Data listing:

▬▬▬

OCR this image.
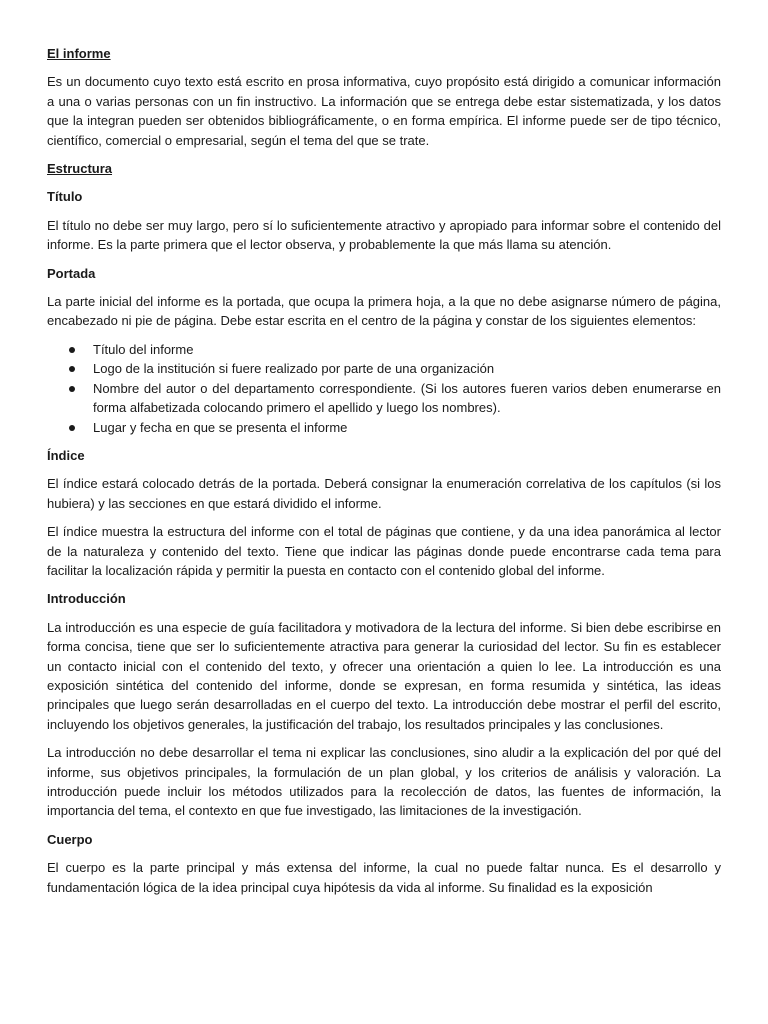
El informe
Es un documento cuyo texto está escrito en prosa informativa, cuyo propósito está dirigido a comunicar información a una o varias personas con un fin instructivo. La información que se entrega debe estar sistematizada, y los datos que la integran pueden ser obtenidos bibliográficamente, o en forma empírica. El informe puede ser de tipo técnico, científico, comercial o empresarial, según el tema del que se trate.
Estructura
Título
El título no debe ser muy largo, pero sí lo suficientemente atractivo y apropiado para informar sobre el contenido del informe. Es la parte primera que el lector observa, y probablemente la que más llama su atención.
Portada
La parte inicial del informe es la portada, que ocupa la primera hoja, a la que no debe asignarse número de página, encabezado ni pie de página. Debe estar escrita en el centro de la página y constar de los siguientes elementos:
Título del informe
Logo de la institución si fuere realizado por parte de una organización
Nombre del autor o del departamento correspondiente. (Si los autores fueren varios deben enumerarse en forma alfabetizada colocando primero el apellido y luego los nombres).
Lugar y fecha en que se presenta el informe
Índice
El índice estará colocado detrás de la portada. Deberá consignar la enumeración correlativa de los capítulos (si los hubiera) y las secciones en que estará dividido el informe.
El índice muestra la estructura del informe con el total de páginas que contiene, y da una idea panorámica al lector de la naturaleza y contenido del texto. Tiene que indicar las páginas donde puede encontrarse cada tema para facilitar la localización rápida y permitir la puesta en contacto con el contenido global del informe.
Introducción
La introducción es una especie de guía facilitadora y motivadora de la lectura del informe. Si bien debe escribirse en forma concisa, tiene que ser lo suficientemente atractiva para generar la curiosidad del lector. Su fin es establecer un contacto inicial con el contenido del texto, y ofrecer una orientación a quien lo lee. La introducción es una exposición sintética del contenido del informe, donde se expresan, en forma resumida y sintética, las ideas principales que luego serán desarrolladas en el cuerpo del texto. La introducción debe mostrar el perfil del escrito, incluyendo los objetivos generales, la justificación del trabajo, los resultados principales y las conclusiones.
La introducción no debe desarrollar el tema ni explicar las conclusiones, sino aludir a la explicación del por qué del informe, sus objetivos principales, la formulación de un plan global, y los criterios de análisis y valoración. La introducción puede incluir los métodos utilizados para la recolección de datos, las fuentes de información, la importancia del tema, el contexto en que fue investigado, las limitaciones de la investigación.
Cuerpo
El cuerpo es la parte principal y más extensa del informe, la cual no puede faltar nunca. Es el desarrollo y fundamentación lógica de la idea principal cuya hipótesis da vida al informe. Su finalidad es la exposición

▬▬▬

Task requirements:
Keep the pictures out of the copy and return the rest of the data above exactly.

Output of the exercise:
OCR this image.
El informe
Es un documento cuyo texto está escrito en prosa informativa, cuyo propósito está dirigido a comunicar información a una o varias personas con un fin instructivo. La información que se entrega debe estar sistematizada, y los datos que la integran pueden ser obtenidos bibliográficamente, o en forma empírica. El informe puede ser de tipo técnico, científico, comercial o empresarial, según el tema del que se trate.
Estructura
Título
El título no debe ser muy largo, pero sí lo suficientemente atractivo y apropiado para informar sobre el contenido del informe. Es la parte primera que el lector observa, y probablemente la que más llama su atención.
Portada
La parte inicial del informe es la portada, que ocupa la primera hoja, a la que no debe asignarse número de página, encabezado ni pie de página. Debe estar escrita en el centro de la página y constar de los siguientes elementos:
Título del informe
Logo de la institución si fuere realizado por parte de una organización
Nombre del autor o del departamento correspondiente. (Si los autores fueren varios deben enumerarse en forma alfabetizada colocando primero el apellido y luego los nombres).
Lugar y fecha en que se presenta el informe
Índice
El índice estará colocado detrás de la portada. Deberá consignar la enumeración correlativa de los capítulos (si los hubiera) y las secciones en que estará dividido el informe.
El índice muestra la estructura del informe con el total de páginas que contiene, y da una idea panorámica al lector de la naturaleza y contenido del texto. Tiene que indicar las páginas donde puede encontrarse cada tema para facilitar la localización rápida y permitir la puesta en contacto con el contenido global del informe.
Introducción
La introducción es una especie de guía facilitadora y motivadora de la lectura del informe. Si bien debe escribirse en forma concisa, tiene que ser lo suficientemente atractiva para generar la curiosidad del lector. Su fin es establecer un contacto inicial con el contenido del texto, y ofrecer una orientación a quien lo lee. La introducción es una exposición sintética del contenido del informe, donde se expresan, en forma resumida y sintética, las ideas principales que luego serán desarrolladas en el cuerpo del texto. La introducción debe mostrar el perfil del escrito, incluyendo los objetivos generales, la justificación del trabajo, los resultados principales y las conclusiones.
La introducción no debe desarrollar el tema ni explicar las conclusiones, sino aludir a la explicación del por qué del informe, sus objetivos principales, la formulación de un plan global, y los criterios de análisis y valoración. La introducción puede incluir los métodos utilizados para la recolección de datos, las fuentes de información, la importancia del tema, el contexto en que fue investigado, las limitaciones de la investigación.
Cuerpo
El cuerpo es la parte principal y más extensa del informe, la cual no puede faltar nunca. Es el desarrollo y fundamentación lógica de la idea principal cuya hipótesis da vida al informe. Su finalidad es la exposición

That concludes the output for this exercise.